** start of Information supplied **

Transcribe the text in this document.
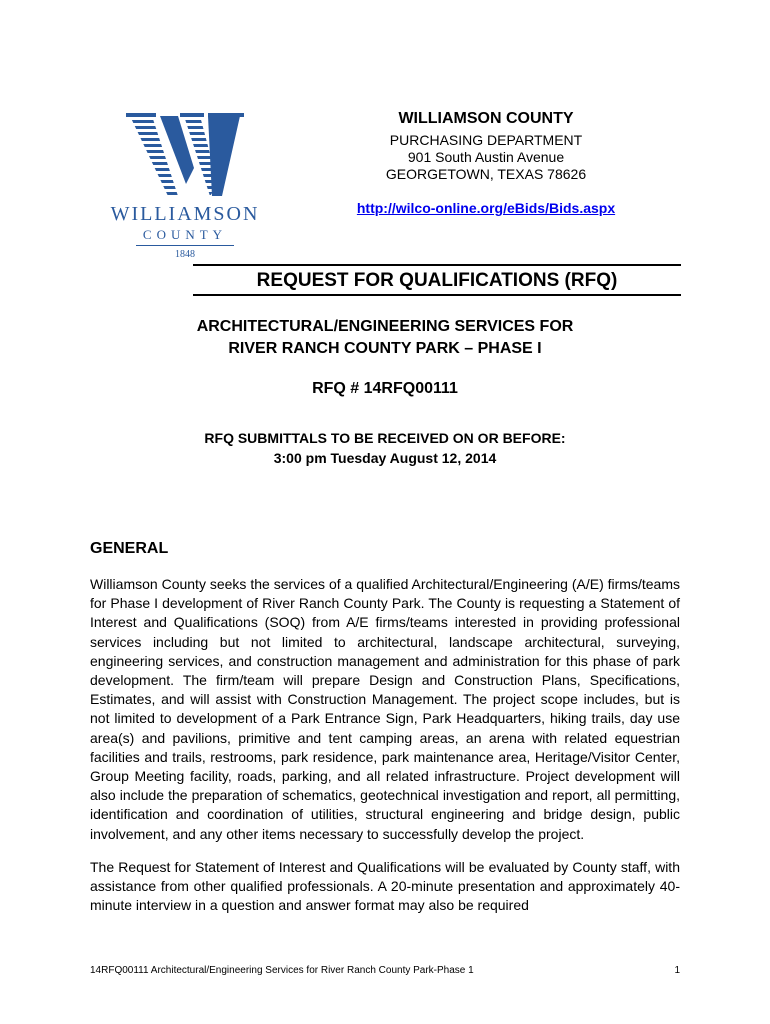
WILLIAMSON
COUNTY
1848
WILLIAMSON COUNTY
PURCHASING DEPARTMENT
901 South Austin Avenue
GEORGETOWN, TEXAS 78626
http://wilco-online.org/eBids/Bids.aspx
REQUEST FOR QUALIFICATIONS (RFQ)
ARCHITECTURAL/ENGINEERING SERVICES FOR
RIVER RANCH COUNTY PARK – PHASE I
RFQ # 14RFQ00111
RFQ SUBMITTALS TO BE RECEIVED ON OR BEFORE:
3:00 pm Tuesday August 12, 2014
GENERAL

Williamson County seeks the services of a qualified Architectural/Engineering (A/E) firms/teams for Phase I development of River Ranch County Park. The County is requesting a Statement of Interest and Qualifications (SOQ) from A/E firms/teams interested in providing professional services including but not limited to architectural, landscape architectural, surveying, engineering services, and construction management and administration for this phase of park development. The firm/team will prepare Design and Construction Plans, Specifications, Estimates, and will assist with Construction Management. The project scope includes, but is not limited to development of a Park Entrance Sign, Park Headquarters, hiking trails, day use area(s) and pavilions, primitive and tent camping areas, an arena with related equestrian facilities and trails, restrooms, park residence, park maintenance area, Heritage/Visitor Center, Group Meeting facility, roads, parking, and all related infrastructure. Project development will also include the preparation of schematics, geotechnical investigation and report, all permitting, identification and coordination of utilities, structural engineering and bridge design, public involvement, and any other items necessary to successfully develop the project.

The Request for Statement of Interest and Qualifications will be evaluated by County staff, with assistance from other qualified professionals. A 20-minute presentation and approximately 40-minute interview in a question and answer format may also be required

14RFQ00111 Architectural/Engineering Services for River Ranch County Park-Phase 1	1
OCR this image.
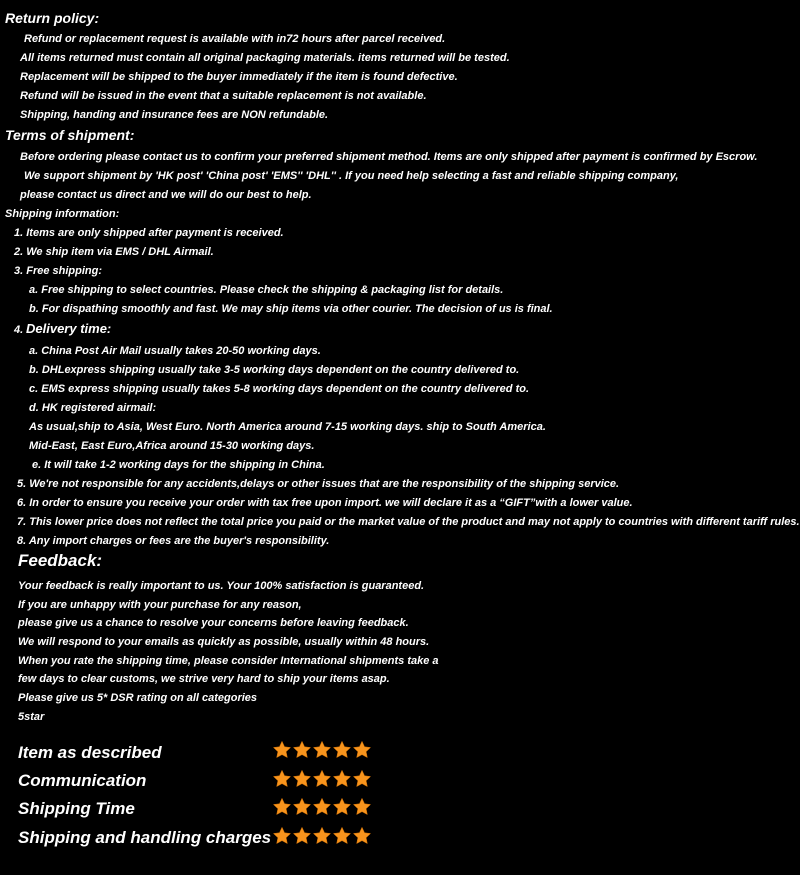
Return policy:
Refund or replacement request is available with in72 hours after parcel received.
All items returned must contain all original packaging materials. items returned will be tested.
Replacement will be shipped to the buyer immediately if the item is found defective.
Refund will be issued in the event that a suitable replacement is not available.
Shipping, handing and insurance fees are NON refundable.
Terms of shipment:
Before ordering please contact us to confirm your preferred shipment method. Items are only shipped after payment is confirmed by Escrow.
We support shipment by 'HK post' 'China post' 'EMS'' 'DHL'' . If you need help selecting a fast and reliable shipping company,
please contact us direct and we will do our best to help.
Shipping information:
1. Items are only shipped after payment is received.
2. We ship item via EMS / DHL Airmail.
3. Free shipping:
a. Free shipping to select countries. Please check the shipping & packaging list for details.
b. For dispathing smoothly and fast. We may ship items via other courier. The decision of us is final.
4. Delivery time:
a. China Post Air Mail usually takes 20-50 working days.
b. DHLexpress shipping usually take 3-5 working days dependent on the country delivered to.
c. EMS express shipping usually takes 5-8 working days dependent on the country delivered to.
d. HK registered airmail:
As usual,ship to Asia, West Euro. North America around 7-15 working days. ship to South America.
Mid-East, East Euro,Africa around 15-30 working days.
e. It will take 1-2 working days for the shipping in China.
5. We're not responsible for any accidents,delays or other issues that are the responsibility of the shipping service.
6. In order to ensure you receive your order with tax free upon import. we will declare it as a “GIFT”with a lower value.
7. This lower price does not reflect the total price you paid or the market value of the product and may not apply to countries with different tariff rules.
8. Any import charges or fees are the buyer's responsibility.
Feedback:
Your feedback is really important to us. Your 100% satisfaction is guaranteed.
If you are unhappy with your purchase for any reason,
please give us a chance to resolve your concerns before leaving feedback.
We will respond to your emails as quickly as possible, usually within 48 hours.
When you rate the shipping time, please consider International shipments take a
few days to clear customs, we strive very hard to ship your items asap.
Please give us 5* DSR rating on all categories
5star
Item as described
Communication
Shipping Time
Shipping and handling charges
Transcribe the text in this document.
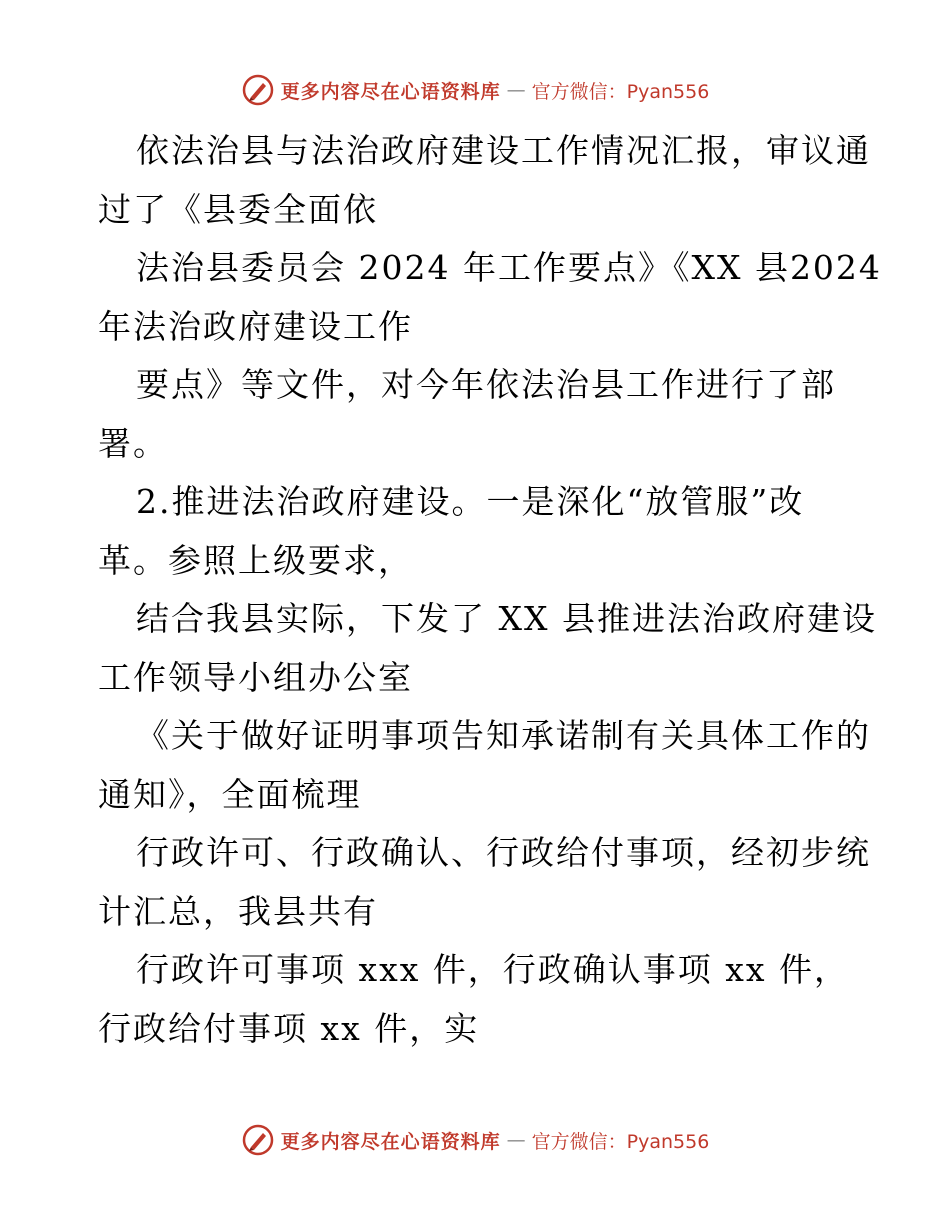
更多内容尽在心语资料库 — 官方微信：Pyan556
依法治县与法治政府建设工作情况汇报，审议通
过了《县委全面依
法治县委员会 2024 年工作要点》《XX 县2024
年法治政府建设工作
要点》等文件，对今年依法治县工作进行了部
署。
2.推进法治政府建设。一是深化“放管服”改
革。参照上级要求，
结合我县实际，下发了 XX 县推进法治政府建设
工作领导小组办公室
《关于做好证明事项告知承诺制有关具体工作的
通知》，全面梳理
行政许可、行政确认、行政给付事项，经初步统
计汇总，我县共有
行政许可事项 xxx 件，行政确认事项 xx 件，
行政给付事项 xx 件，实
更多内容尽在心语资料库 — 官方微信：Pyan556
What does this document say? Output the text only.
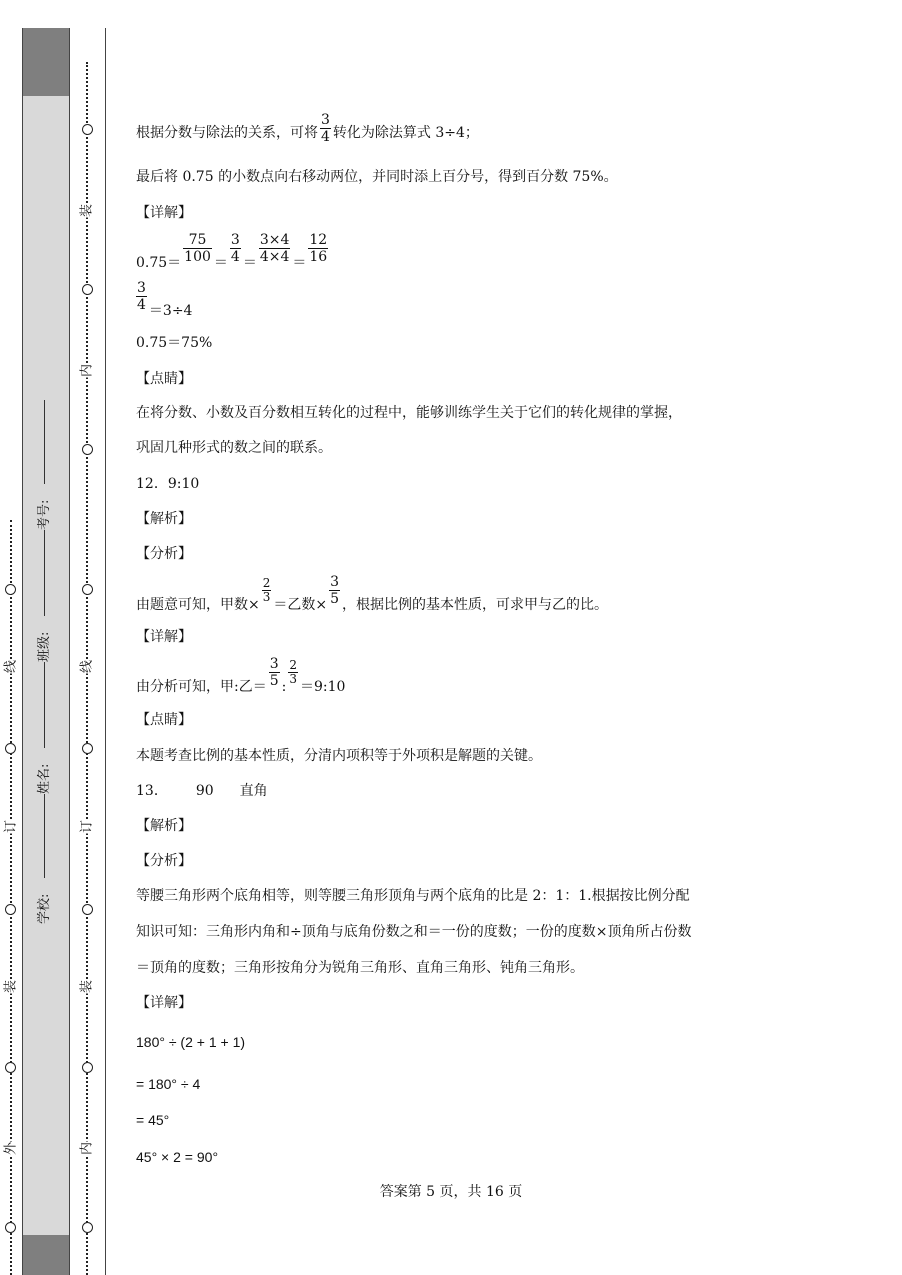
线
订
装
外
考号:
班级:
姓名:
学校:
装
内
线
订
装
内
根据分数与除法的关系，可将 $\frac{3}{4}$ 转化为除法算式 3÷4；
最后将 0.75 的小数点向右移动两位，并同时添上百分号，得到百分数 75%。
【详解】
$0.75= \frac{75}{100} = \frac{3}{4} = \frac{3\times 4}{4\times 4} = \frac{12}{16}$
$\frac{3}{4} =3\div 4$
0.75＝75%
【点睛】
在将分数、小数及百分数相互转化的过程中，能够训练学生关于它们的转化规律的掌握，
巩固几种形式的数之间的联系。
12．9:10
【解析】
【分析】
由题意可知，甲数×
$\frac{2}{3}$
＝乙数× $\frac{3}{5}$ ，根据比例的基本性质，可求甲与乙的比。
【详解】
由分析可知，甲:乙＝ $\frac{3}{5}$ :
$\frac{2}{3}$
＝9:10
【点睛】
本题考查比例的基本性质，分清内项积等于外项积是解题的关键。
13． 90 直角
【解析】
【分析】
等腰三角形两个底角相等，则等腰三角形顶角与两个底角的比是 2：1：1.根据按比例分配
知识可知：三角形内角和÷顶角与底角份数之和＝一份的度数；一份的度数×顶角所占份数
＝顶角的度数；三角形按角分为锐角三角形、直角三角形、钝角三角形。
【详解】
180° ÷ (2 + 1 + 1)
= 180° ÷ 4
= 45°
45° × 2 = 90°
答案第 5 页，共 16 页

** end of Information supplied **

What the exercise asks: In the entries above, locate every line with the word "only" and copy it.

Solution:
Before ordering please contact us to confirm your preferred shipment method. Items are only shipped after payment is confirmed by Escrow.
1. Items are only shipped after payment is received.
What does this document say? Output the text only.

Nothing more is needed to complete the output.